Extract all data as written.

* START *

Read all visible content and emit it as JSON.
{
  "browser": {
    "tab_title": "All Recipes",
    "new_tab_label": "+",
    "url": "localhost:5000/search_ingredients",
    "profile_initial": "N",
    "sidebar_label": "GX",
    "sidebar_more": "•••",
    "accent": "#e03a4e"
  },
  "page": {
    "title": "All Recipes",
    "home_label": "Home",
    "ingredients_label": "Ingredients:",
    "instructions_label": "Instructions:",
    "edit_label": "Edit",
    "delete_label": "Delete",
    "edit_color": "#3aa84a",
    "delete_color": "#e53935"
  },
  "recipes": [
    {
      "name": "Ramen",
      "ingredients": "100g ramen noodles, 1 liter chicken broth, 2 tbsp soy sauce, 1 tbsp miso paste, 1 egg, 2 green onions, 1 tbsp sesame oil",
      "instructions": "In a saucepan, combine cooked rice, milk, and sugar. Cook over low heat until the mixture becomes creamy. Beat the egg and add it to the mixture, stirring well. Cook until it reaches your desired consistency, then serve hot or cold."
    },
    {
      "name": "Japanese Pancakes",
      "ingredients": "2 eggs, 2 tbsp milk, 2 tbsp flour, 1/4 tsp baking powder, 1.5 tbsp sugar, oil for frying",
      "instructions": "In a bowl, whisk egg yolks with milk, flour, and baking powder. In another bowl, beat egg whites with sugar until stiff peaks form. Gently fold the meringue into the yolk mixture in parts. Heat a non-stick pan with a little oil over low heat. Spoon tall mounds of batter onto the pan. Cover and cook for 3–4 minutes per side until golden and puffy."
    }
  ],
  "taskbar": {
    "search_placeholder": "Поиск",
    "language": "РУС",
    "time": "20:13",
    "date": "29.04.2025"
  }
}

* END *

Finished answer
Read all visible content and emit it as JSON.
{
  "browser": {
    "tab_title": "All Recipes",
    "new_tab_label": "+",
    "url": "localhost:5000/search_ingredients",
    "profile_initial": "N",
    "sidebar_label": "GX",
    "sidebar_more": "•••",
    "accent": "#e03a4e"
  },
  "page": {
    "title": "All Recipes",
    "home_label": "Home",
    "ingredients_label": "Ingredients:",
    "instructions_label": "Instructions:",
    "edit_label": "Edit",
    "delete_label": "Delete",
    "edit_color": "#3aa84a",
    "delete_color": "#e53935"
  },
  "recipes": [
    {
      "name": "Ramen",
      "ingredients": "100g ramen noodles, 1 liter chicken broth, 2 tbsp soy sauce, 1 tbsp miso paste, 1 egg, 2 green onions, 1 tbsp sesame oil",
      "instructions": "In a saucepan, combine cooked rice, milk, and sugar. Cook over low heat until the mixture becomes creamy. Beat the egg and add it to the mixture, stirring well. Cook until it reaches your desired consistency, then serve hot or cold."
    },
    {
      "name": "Japanese Pancakes",
      "ingredients": "2 eggs, 2 tbsp milk, 2 tbsp flour, 1/4 tsp baking powder, 1.5 tbsp sugar, oil for frying",
      "instructions": "In a bowl, whisk egg yolks with milk, flour, and baking powder. In another bowl, beat egg whites with sugar until stiff peaks form. Gently fold the meringue into the yolk mixture in parts. Heat a non-stick pan with a little oil over low heat. Spoon tall mounds of batter onto the pan. Cover and cook for 3–4 minutes per side until golden and puffy."
    }
  ],
  "taskbar": {
    "search_placeholder": "Поиск",
    "language": "РУС",
    "time": "20:13",
    "date": "29.04.2025"
  }
}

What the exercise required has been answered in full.